▸ Your goal:
Work out the number of lines with "settings" in them. Reply with that number and no other words.

▸ Supplied entries:

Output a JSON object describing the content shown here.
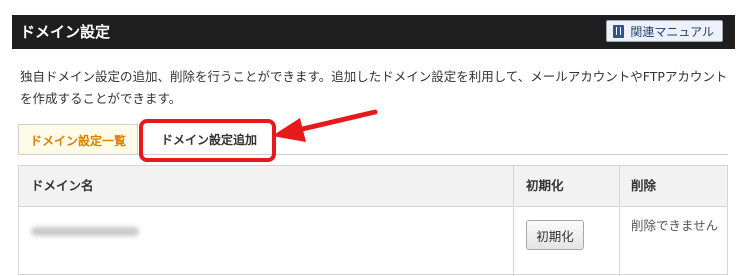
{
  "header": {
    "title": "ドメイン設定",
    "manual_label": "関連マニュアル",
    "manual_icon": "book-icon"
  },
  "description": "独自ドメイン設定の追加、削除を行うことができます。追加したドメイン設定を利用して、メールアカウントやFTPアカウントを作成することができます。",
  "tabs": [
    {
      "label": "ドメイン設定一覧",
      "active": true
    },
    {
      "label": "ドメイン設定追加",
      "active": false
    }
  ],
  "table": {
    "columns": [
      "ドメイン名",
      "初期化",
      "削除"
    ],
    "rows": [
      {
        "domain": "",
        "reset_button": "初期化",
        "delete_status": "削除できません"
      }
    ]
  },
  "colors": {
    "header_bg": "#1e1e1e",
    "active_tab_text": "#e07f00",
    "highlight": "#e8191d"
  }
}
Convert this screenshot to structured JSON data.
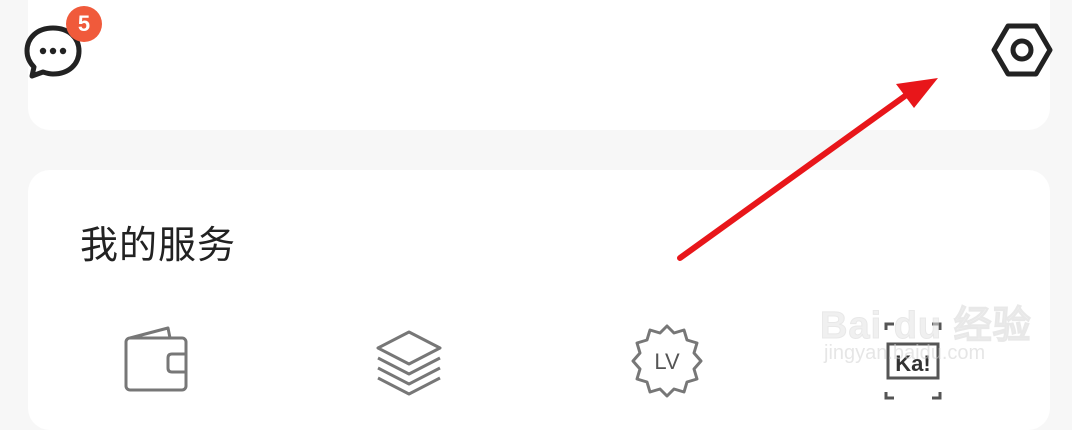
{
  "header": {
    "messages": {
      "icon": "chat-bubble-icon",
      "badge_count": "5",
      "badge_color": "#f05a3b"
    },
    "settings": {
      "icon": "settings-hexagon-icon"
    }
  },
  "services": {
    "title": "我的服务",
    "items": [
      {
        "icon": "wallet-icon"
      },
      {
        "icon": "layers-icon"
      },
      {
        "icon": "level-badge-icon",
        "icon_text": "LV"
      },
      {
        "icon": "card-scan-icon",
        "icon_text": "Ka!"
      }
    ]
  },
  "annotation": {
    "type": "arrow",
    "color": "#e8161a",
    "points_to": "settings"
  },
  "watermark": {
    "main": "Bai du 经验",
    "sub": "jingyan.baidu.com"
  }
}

--

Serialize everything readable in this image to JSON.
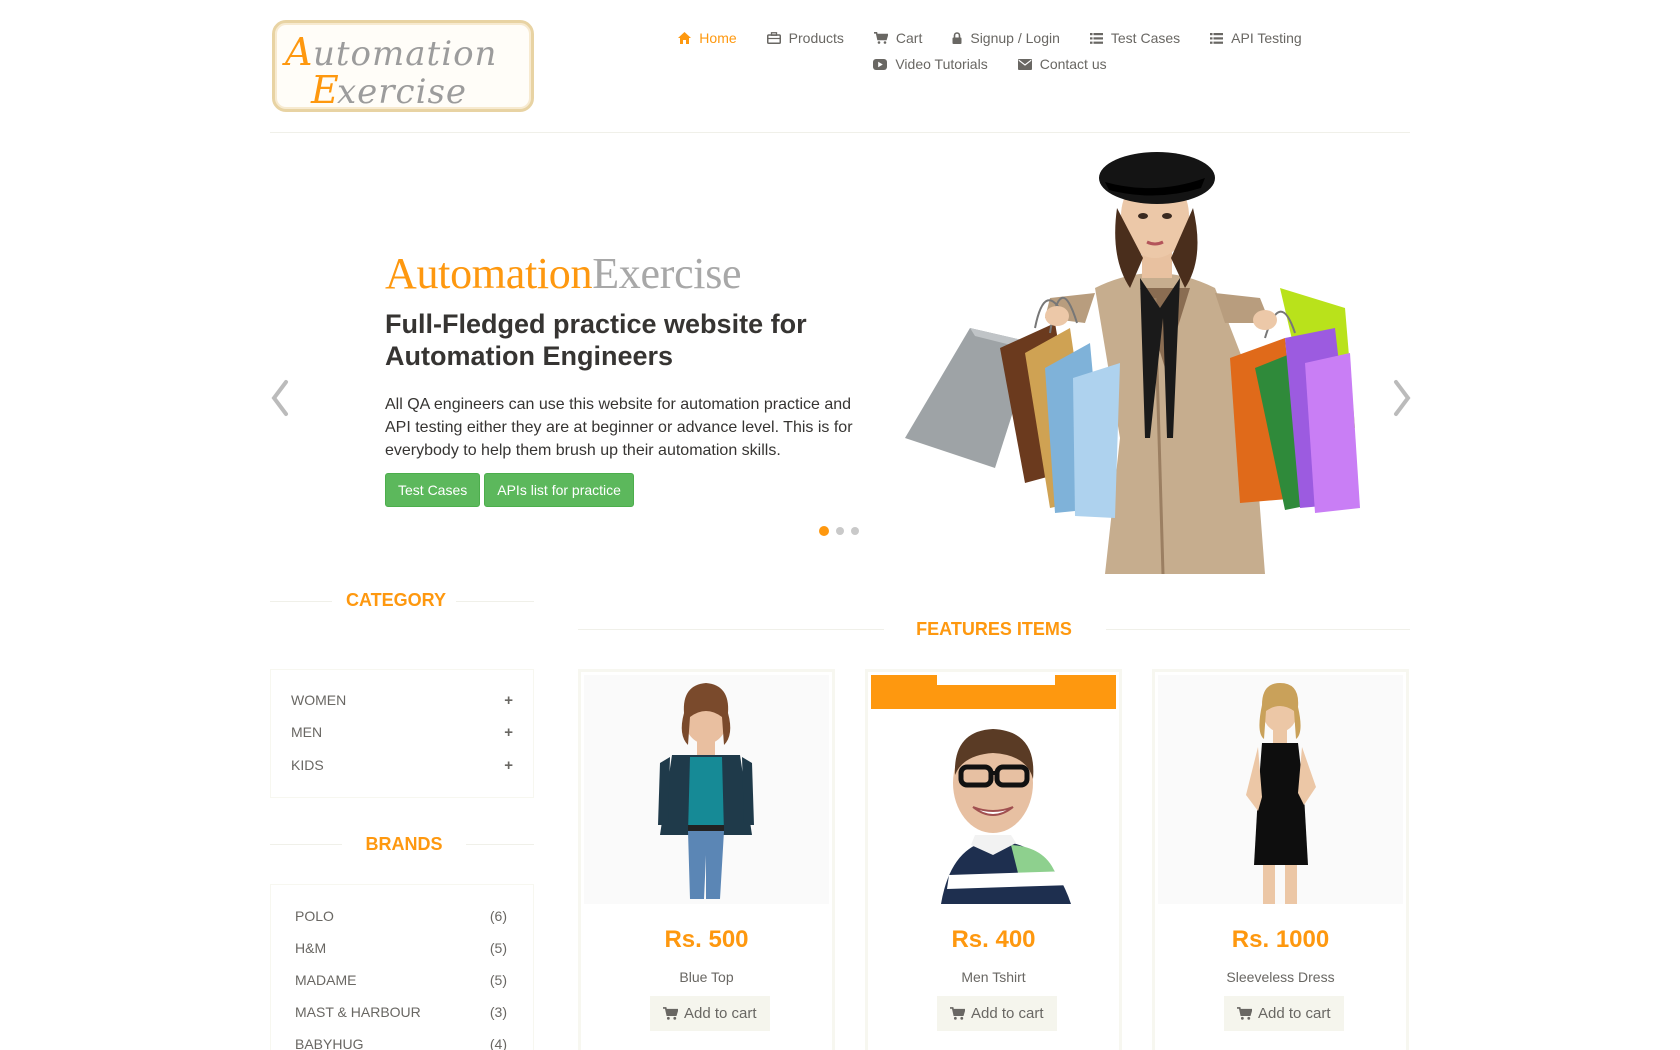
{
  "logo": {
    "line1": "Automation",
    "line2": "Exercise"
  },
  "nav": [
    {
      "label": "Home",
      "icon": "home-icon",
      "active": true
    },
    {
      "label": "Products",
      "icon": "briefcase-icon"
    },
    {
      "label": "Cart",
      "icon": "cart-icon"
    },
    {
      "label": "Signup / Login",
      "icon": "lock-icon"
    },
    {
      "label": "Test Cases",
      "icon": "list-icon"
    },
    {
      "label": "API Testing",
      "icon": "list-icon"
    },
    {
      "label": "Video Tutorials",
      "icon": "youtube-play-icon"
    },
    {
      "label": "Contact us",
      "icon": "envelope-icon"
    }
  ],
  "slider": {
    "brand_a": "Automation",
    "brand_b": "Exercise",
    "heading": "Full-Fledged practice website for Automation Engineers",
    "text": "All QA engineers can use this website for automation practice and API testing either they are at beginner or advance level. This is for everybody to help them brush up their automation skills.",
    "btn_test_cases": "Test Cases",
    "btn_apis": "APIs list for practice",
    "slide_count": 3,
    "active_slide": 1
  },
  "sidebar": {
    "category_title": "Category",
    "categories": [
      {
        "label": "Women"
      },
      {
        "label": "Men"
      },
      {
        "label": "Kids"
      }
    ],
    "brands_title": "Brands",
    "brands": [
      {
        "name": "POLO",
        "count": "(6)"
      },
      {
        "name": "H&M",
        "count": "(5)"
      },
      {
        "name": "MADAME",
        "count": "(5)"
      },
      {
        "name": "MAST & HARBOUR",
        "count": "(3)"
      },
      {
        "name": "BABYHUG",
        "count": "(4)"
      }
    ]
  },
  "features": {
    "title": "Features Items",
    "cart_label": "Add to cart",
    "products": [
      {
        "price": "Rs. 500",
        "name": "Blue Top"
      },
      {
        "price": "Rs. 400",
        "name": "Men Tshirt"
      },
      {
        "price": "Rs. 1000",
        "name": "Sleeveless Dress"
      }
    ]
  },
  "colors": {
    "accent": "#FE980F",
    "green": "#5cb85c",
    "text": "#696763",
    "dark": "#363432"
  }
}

--

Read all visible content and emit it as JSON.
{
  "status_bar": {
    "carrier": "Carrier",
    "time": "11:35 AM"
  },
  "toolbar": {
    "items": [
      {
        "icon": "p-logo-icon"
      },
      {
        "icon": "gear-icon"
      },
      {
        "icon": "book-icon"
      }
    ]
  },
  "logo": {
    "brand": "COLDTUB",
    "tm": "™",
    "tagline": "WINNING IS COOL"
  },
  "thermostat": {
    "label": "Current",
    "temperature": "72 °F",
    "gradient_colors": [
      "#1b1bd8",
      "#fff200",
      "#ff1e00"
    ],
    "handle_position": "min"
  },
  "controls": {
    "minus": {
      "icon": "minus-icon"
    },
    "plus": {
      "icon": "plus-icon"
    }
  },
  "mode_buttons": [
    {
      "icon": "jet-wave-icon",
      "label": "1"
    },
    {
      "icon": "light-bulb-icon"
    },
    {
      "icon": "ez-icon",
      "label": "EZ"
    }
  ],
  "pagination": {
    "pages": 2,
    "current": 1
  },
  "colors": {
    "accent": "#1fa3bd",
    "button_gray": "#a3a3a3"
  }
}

▸ Task result:
3